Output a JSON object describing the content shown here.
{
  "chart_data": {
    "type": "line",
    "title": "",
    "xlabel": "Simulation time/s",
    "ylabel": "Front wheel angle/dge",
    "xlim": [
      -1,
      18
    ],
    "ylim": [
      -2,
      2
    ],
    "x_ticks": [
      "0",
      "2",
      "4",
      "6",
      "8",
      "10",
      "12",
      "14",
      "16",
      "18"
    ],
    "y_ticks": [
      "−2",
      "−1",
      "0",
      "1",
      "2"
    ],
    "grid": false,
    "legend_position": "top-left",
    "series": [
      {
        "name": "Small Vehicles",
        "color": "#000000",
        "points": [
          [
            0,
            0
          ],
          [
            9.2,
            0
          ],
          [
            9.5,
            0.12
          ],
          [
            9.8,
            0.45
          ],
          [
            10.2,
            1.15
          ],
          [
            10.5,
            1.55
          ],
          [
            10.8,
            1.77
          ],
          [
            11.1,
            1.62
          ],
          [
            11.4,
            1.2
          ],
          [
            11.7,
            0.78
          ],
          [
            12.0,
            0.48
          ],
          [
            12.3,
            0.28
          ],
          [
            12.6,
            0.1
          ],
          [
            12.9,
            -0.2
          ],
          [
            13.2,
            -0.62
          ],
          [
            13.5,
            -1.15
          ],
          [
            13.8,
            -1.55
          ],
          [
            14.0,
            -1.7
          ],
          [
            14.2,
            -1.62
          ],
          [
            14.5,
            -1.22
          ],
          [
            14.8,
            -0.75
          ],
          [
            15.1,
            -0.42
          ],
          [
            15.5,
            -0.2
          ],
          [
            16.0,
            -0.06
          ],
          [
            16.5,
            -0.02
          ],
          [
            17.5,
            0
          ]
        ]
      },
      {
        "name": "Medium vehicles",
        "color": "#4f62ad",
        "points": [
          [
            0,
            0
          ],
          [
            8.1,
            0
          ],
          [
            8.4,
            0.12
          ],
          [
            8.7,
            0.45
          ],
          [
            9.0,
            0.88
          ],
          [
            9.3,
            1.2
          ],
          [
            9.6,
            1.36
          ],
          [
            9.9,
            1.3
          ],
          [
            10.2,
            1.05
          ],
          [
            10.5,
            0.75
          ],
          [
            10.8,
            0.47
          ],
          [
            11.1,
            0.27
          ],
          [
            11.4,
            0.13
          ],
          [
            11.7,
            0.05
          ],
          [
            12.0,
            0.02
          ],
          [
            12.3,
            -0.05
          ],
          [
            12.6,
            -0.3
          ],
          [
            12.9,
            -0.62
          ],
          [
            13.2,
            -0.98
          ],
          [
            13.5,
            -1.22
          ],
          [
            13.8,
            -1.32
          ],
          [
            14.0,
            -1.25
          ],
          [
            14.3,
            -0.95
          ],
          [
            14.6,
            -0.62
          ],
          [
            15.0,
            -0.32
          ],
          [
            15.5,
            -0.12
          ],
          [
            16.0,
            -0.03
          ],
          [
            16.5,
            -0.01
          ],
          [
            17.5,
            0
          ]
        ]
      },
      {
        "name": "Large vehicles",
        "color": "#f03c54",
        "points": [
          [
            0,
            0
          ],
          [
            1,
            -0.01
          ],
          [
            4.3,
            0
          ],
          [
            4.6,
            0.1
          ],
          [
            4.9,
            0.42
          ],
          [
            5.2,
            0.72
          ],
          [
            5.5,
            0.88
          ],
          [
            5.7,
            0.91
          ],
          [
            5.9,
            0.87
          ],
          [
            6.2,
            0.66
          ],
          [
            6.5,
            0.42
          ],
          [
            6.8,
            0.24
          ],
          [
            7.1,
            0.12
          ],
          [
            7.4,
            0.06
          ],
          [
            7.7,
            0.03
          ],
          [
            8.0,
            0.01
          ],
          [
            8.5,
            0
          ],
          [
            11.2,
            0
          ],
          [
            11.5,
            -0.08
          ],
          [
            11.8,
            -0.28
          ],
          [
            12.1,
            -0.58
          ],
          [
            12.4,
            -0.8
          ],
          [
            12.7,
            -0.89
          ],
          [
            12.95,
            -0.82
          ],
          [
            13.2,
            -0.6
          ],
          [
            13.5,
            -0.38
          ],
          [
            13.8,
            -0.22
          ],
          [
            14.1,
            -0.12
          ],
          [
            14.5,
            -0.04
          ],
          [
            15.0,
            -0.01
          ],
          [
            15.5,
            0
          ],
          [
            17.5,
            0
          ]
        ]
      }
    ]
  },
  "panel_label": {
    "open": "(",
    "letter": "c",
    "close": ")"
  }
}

Given request: Exactly as written above, please repeat the entries.

Output of the exercise:
Output a JSON object describing the content shown here.
{
  "chart_data": {
    "type": "line",
    "title": "",
    "xlabel": "Simulation time/s",
    "ylabel": "Front wheel angle/dge",
    "xlim": [
      -1,
      18
    ],
    "ylim": [
      -2,
      2
    ],
    "x_ticks": [
      "0",
      "2",
      "4",
      "6",
      "8",
      "10",
      "12",
      "14",
      "16",
      "18"
    ],
    "y_ticks": [
      "−2",
      "−1",
      "0",
      "1",
      "2"
    ],
    "grid": false,
    "legend_position": "top-left",
    "series": [
      {
        "name": "Small Vehicles",
        "color": "#000000",
        "points": [
          [
            0,
            0
          ],
          [
            9.2,
            0
          ],
          [
            9.5,
            0.12
          ],
          [
            9.8,
            0.45
          ],
          [
            10.2,
            1.15
          ],
          [
            10.5,
            1.55
          ],
          [
            10.8,
            1.77
          ],
          [
            11.1,
            1.62
          ],
          [
            11.4,
            1.2
          ],
          [
            11.7,
            0.78
          ],
          [
            12.0,
            0.48
          ],
          [
            12.3,
            0.28
          ],
          [
            12.6,
            0.1
          ],
          [
            12.9,
            -0.2
          ],
          [
            13.2,
            -0.62
          ],
          [
            13.5,
            -1.15
          ],
          [
            13.8,
            -1.55
          ],
          [
            14.0,
            -1.7
          ],
          [
            14.2,
            -1.62
          ],
          [
            14.5,
            -1.22
          ],
          [
            14.8,
            -0.75
          ],
          [
            15.1,
            -0.42
          ],
          [
            15.5,
            -0.2
          ],
          [
            16.0,
            -0.06
          ],
          [
            16.5,
            -0.02
          ],
          [
            17.5,
            0
          ]
        ]
      },
      {
        "name": "Medium vehicles",
        "color": "#4f62ad",
        "points": [
          [
            0,
            0
          ],
          [
            8.1,
            0
          ],
          [
            8.4,
            0.12
          ],
          [
            8.7,
            0.45
          ],
          [
            9.0,
            0.88
          ],
          [
            9.3,
            1.2
          ],
          [
            9.6,
            1.36
          ],
          [
            9.9,
            1.3
          ],
          [
            10.2,
            1.05
          ],
          [
            10.5,
            0.75
          ],
          [
            10.8,
            0.47
          ],
          [
            11.1,
            0.27
          ],
          [
            11.4,
            0.13
          ],
          [
            11.7,
            0.05
          ],
          [
            12.0,
            0.02
          ],
          [
            12.3,
            -0.05
          ],
          [
            12.6,
            -0.3
          ],
          [
            12.9,
            -0.62
          ],
          [
            13.2,
            -0.98
          ],
          [
            13.5,
            -1.22
          ],
          [
            13.8,
            -1.32
          ],
          [
            14.0,
            -1.25
          ],
          [
            14.3,
            -0.95
          ],
          [
            14.6,
            -0.62
          ],
          [
            15.0,
            -0.32
          ],
          [
            15.5,
            -0.12
          ],
          [
            16.0,
            -0.03
          ],
          [
            16.5,
            -0.01
          ],
          [
            17.5,
            0
          ]
        ]
      },
      {
        "name": "Large vehicles",
        "color": "#f03c54",
        "points": [
          [
            0,
            0
          ],
          [
            1,
            -0.01
          ],
          [
            4.3,
            0
          ],
          [
            4.6,
            0.1
          ],
          [
            4.9,
            0.42
          ],
          [
            5.2,
            0.72
          ],
          [
            5.5,
            0.88
          ],
          [
            5.7,
            0.91
          ],
          [
            5.9,
            0.87
          ],
          [
            6.2,
            0.66
          ],
          [
            6.5,
            0.42
          ],
          [
            6.8,
            0.24
          ],
          [
            7.1,
            0.12
          ],
          [
            7.4,
            0.06
          ],
          [
            7.7,
            0.03
          ],
          [
            8.0,
            0.01
          ],
          [
            8.5,
            0
          ],
          [
            11.2,
            0
          ],
          [
            11.5,
            -0.08
          ],
          [
            11.8,
            -0.28
          ],
          [
            12.1,
            -0.58
          ],
          [
            12.4,
            -0.8
          ],
          [
            12.7,
            -0.89
          ],
          [
            12.95,
            -0.82
          ],
          [
            13.2,
            -0.6
          ],
          [
            13.5,
            -0.38
          ],
          [
            13.8,
            -0.22
          ],
          [
            14.1,
            -0.12
          ],
          [
            14.5,
            -0.04
          ],
          [
            15.0,
            -0.01
          ],
          [
            15.5,
            0
          ],
          [
            17.5,
            0
          ]
        ]
      }
    ]
  },
  "panel_label": {
    "open": "(",
    "letter": "c",
    "close": ")"
  }
}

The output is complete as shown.